[start]
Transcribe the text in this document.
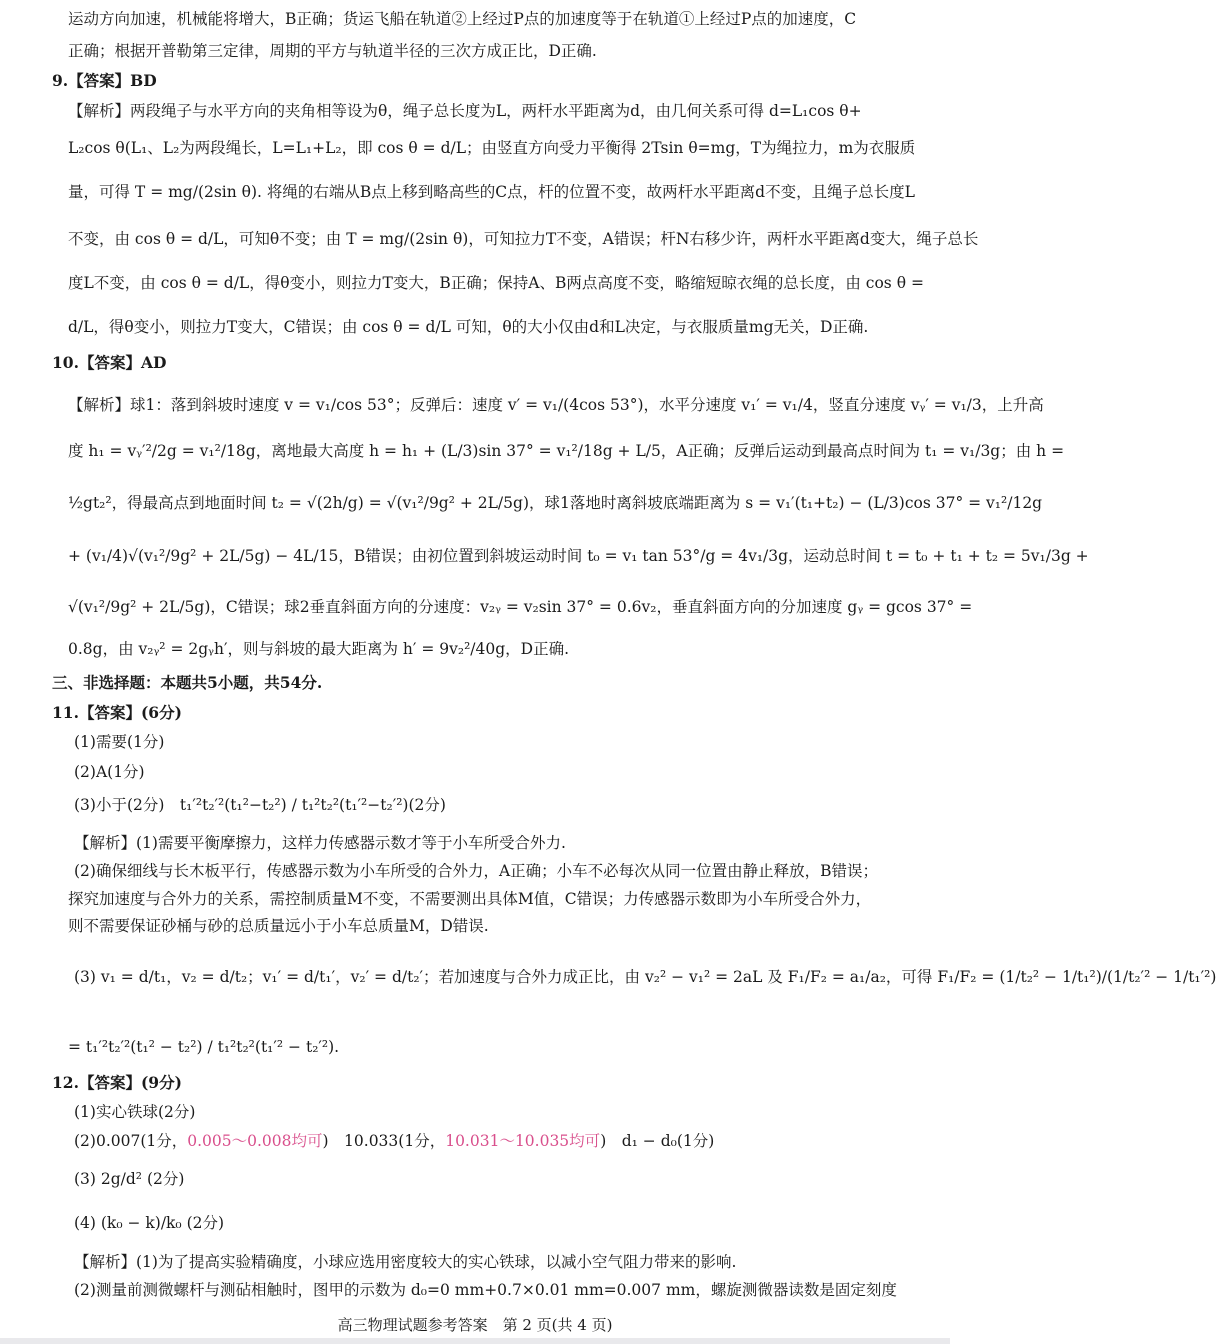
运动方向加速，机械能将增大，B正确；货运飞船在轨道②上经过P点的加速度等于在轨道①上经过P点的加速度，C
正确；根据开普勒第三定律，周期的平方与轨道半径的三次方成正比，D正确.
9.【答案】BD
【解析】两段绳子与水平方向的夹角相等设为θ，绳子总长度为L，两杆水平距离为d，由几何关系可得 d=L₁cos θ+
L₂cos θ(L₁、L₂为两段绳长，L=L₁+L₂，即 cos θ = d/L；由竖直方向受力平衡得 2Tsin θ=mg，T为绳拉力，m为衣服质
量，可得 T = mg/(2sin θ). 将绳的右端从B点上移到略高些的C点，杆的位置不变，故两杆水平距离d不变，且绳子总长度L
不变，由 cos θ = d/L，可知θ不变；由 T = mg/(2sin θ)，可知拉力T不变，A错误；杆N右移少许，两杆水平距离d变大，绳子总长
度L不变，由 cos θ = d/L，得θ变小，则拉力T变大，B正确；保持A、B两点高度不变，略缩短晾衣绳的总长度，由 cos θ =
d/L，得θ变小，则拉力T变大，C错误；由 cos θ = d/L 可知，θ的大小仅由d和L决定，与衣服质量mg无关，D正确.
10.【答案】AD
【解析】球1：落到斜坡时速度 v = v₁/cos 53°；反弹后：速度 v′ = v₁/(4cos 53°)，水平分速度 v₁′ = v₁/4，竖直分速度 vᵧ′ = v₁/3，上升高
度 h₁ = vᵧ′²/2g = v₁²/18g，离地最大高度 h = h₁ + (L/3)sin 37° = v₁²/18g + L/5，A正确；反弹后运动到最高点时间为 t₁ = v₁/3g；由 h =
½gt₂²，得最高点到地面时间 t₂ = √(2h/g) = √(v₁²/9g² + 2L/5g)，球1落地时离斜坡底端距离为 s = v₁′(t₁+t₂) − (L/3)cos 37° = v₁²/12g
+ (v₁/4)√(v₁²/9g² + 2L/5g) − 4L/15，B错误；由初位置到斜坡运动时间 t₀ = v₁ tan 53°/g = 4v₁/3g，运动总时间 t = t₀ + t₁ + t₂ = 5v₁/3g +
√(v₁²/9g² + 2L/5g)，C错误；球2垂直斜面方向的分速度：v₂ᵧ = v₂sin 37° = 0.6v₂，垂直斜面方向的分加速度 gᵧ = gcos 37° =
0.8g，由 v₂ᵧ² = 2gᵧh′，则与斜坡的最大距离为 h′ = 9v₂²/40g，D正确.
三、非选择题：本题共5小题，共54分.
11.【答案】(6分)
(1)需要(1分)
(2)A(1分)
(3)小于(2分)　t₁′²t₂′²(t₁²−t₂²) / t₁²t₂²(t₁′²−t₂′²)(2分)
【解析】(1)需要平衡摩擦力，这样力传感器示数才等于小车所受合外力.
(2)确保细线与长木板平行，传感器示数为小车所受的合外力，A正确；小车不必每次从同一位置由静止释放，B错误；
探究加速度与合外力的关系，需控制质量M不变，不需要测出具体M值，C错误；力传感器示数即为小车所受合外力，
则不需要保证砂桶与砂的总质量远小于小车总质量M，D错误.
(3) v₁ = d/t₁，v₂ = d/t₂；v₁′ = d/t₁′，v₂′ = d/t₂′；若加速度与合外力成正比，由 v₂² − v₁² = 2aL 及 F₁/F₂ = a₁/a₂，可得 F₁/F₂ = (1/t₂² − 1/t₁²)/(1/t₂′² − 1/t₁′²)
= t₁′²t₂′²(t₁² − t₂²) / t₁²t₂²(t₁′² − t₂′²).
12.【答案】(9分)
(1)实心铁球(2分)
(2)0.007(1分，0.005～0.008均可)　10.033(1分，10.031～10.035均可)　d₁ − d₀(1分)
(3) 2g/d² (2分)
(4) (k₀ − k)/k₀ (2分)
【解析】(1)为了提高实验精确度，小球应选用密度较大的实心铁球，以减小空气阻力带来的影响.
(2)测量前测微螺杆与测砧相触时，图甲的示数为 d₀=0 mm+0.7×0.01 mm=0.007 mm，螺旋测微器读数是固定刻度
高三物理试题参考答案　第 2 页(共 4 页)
[end]
[start]
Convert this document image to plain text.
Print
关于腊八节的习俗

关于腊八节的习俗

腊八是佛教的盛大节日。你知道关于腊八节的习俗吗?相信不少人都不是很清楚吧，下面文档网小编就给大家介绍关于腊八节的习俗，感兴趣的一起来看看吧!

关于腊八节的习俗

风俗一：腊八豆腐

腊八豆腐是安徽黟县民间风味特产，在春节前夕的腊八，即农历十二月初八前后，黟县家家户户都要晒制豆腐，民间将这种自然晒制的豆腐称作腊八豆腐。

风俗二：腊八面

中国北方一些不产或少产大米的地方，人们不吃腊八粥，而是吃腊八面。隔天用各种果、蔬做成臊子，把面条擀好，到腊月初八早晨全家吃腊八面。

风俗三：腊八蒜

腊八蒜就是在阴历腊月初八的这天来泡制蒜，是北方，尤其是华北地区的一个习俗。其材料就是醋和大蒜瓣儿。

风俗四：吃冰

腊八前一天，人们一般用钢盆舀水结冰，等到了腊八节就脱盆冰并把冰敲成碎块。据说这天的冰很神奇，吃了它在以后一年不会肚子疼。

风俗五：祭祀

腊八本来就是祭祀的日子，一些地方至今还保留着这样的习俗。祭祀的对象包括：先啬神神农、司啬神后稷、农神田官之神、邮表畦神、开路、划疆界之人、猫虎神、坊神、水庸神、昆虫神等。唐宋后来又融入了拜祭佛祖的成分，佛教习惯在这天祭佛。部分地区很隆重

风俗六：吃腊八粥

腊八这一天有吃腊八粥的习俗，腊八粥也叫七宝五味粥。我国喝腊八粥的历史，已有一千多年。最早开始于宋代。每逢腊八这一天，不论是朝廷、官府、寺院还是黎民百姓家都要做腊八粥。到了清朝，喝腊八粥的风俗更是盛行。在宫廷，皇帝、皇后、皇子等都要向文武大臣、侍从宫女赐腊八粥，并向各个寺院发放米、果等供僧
[end]
Written instruction:
Count every line in the listing above that holds "t₁²t₂²", then report only the count.

Written reply:
2